[Entries taken from a collection]
- - - -
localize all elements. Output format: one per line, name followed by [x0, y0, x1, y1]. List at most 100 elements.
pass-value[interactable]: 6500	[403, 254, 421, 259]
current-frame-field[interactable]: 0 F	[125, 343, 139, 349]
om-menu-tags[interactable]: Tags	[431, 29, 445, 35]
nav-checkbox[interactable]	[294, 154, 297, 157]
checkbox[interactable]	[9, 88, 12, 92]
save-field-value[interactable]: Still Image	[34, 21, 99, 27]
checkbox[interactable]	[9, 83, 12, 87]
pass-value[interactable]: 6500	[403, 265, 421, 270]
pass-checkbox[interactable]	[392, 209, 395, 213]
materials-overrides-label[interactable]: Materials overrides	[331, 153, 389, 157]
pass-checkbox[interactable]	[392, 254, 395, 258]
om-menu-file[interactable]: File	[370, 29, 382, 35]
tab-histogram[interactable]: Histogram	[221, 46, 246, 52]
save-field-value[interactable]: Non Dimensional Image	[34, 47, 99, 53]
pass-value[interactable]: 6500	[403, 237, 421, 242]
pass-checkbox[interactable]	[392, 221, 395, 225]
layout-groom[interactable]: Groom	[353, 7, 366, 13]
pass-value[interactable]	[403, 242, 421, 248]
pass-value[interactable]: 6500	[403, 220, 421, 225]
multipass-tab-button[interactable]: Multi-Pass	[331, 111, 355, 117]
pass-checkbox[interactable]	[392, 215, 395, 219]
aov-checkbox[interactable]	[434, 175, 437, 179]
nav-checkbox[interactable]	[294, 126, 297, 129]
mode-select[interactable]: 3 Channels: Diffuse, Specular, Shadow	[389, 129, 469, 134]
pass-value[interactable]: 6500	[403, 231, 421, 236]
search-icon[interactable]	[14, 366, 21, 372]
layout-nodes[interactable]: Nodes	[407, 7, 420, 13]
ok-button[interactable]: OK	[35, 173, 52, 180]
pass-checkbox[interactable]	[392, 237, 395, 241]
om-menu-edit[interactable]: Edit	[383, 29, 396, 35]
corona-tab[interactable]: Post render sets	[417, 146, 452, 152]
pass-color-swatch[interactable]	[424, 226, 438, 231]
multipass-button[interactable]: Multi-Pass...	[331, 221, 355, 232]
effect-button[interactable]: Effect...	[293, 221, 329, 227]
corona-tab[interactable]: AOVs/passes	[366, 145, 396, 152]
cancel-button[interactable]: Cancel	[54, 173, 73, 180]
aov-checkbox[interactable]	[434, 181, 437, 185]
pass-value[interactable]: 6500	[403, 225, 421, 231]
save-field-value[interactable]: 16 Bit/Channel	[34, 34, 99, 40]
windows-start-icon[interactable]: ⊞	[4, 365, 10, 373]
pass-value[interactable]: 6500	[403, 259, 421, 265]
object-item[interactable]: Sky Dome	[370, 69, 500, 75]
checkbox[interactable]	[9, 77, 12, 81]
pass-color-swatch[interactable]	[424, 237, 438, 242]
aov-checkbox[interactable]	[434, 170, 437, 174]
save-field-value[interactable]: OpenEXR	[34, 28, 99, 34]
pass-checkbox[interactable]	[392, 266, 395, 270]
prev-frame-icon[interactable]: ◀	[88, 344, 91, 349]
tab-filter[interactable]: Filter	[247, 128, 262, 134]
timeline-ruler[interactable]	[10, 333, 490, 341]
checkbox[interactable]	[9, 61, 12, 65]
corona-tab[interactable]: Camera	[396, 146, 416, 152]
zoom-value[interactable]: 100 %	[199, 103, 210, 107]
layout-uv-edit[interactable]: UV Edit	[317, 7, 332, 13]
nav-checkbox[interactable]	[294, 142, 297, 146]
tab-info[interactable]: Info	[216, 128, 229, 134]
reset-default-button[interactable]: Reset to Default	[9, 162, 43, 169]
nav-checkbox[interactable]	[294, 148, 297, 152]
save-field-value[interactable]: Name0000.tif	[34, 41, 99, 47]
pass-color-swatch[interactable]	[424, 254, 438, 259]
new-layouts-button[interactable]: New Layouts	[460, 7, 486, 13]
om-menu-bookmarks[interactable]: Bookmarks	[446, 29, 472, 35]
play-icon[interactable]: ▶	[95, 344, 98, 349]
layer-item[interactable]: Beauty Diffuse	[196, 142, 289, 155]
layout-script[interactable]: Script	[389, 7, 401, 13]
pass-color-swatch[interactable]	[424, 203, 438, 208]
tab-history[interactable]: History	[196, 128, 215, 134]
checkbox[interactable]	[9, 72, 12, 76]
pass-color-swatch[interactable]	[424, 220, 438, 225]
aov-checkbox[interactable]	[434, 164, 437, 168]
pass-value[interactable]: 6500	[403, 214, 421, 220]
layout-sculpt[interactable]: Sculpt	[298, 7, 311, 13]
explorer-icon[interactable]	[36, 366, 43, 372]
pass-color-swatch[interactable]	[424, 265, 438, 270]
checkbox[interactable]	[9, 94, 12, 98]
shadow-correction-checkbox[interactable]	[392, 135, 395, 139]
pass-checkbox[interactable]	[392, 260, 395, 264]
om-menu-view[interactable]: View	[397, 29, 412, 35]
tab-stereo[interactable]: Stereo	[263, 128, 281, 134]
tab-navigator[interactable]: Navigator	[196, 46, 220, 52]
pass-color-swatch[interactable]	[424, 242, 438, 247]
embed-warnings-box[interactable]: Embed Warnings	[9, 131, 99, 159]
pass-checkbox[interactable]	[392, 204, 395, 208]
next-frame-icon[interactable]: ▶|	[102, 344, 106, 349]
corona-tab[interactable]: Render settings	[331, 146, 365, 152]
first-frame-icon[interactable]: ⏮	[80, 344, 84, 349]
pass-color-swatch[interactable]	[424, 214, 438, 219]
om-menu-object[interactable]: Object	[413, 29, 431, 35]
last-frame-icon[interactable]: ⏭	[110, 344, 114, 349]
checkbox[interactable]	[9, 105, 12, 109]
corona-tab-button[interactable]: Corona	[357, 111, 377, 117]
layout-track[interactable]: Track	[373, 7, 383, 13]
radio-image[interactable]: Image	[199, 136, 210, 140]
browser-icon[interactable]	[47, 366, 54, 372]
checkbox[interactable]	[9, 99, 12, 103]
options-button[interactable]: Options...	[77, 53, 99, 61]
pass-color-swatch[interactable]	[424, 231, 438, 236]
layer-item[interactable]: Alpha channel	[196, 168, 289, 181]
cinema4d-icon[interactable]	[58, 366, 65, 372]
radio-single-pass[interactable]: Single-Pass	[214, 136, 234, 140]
- - - -
**Task**
Copy out the items word for word, starting at the first line and ending at the line containing "111, 355, 117]".

**Written solution**
localize all elements. Output format: one per line, name followed by [x0, y0, x1, y1]. List at most 100 elements.
pass-value[interactable]: 6500	[403, 254, 421, 259]
current-frame-field[interactable]: 0 F	[125, 343, 139, 349]
om-menu-tags[interactable]: Tags	[431, 29, 445, 35]
nav-checkbox[interactable]	[294, 154, 297, 157]
checkbox[interactable]	[9, 88, 12, 92]
save-field-value[interactable]: Still Image	[34, 21, 99, 27]
checkbox[interactable]	[9, 83, 12, 87]
pass-value[interactable]: 6500	[403, 265, 421, 270]
pass-checkbox[interactable]	[392, 209, 395, 213]
materials-overrides-label[interactable]: Materials overrides	[331, 153, 389, 157]
pass-checkbox[interactable]	[392, 254, 395, 258]
om-menu-file[interactable]: File	[370, 29, 382, 35]
tab-histogram[interactable]: Histogram	[221, 46, 246, 52]
save-field-value[interactable]: Non Dimensional Image	[34, 47, 99, 53]
pass-value[interactable]: 6500	[403, 237, 421, 242]
pass-checkbox[interactable]	[392, 221, 395, 225]
layout-groom[interactable]: Groom	[353, 7, 366, 13]
pass-value[interactable]	[403, 242, 421, 248]
pass-value[interactable]: 6500	[403, 220, 421, 225]
multipass-tab-button[interactable]: Multi-Pass	[331, 111, 355, 117]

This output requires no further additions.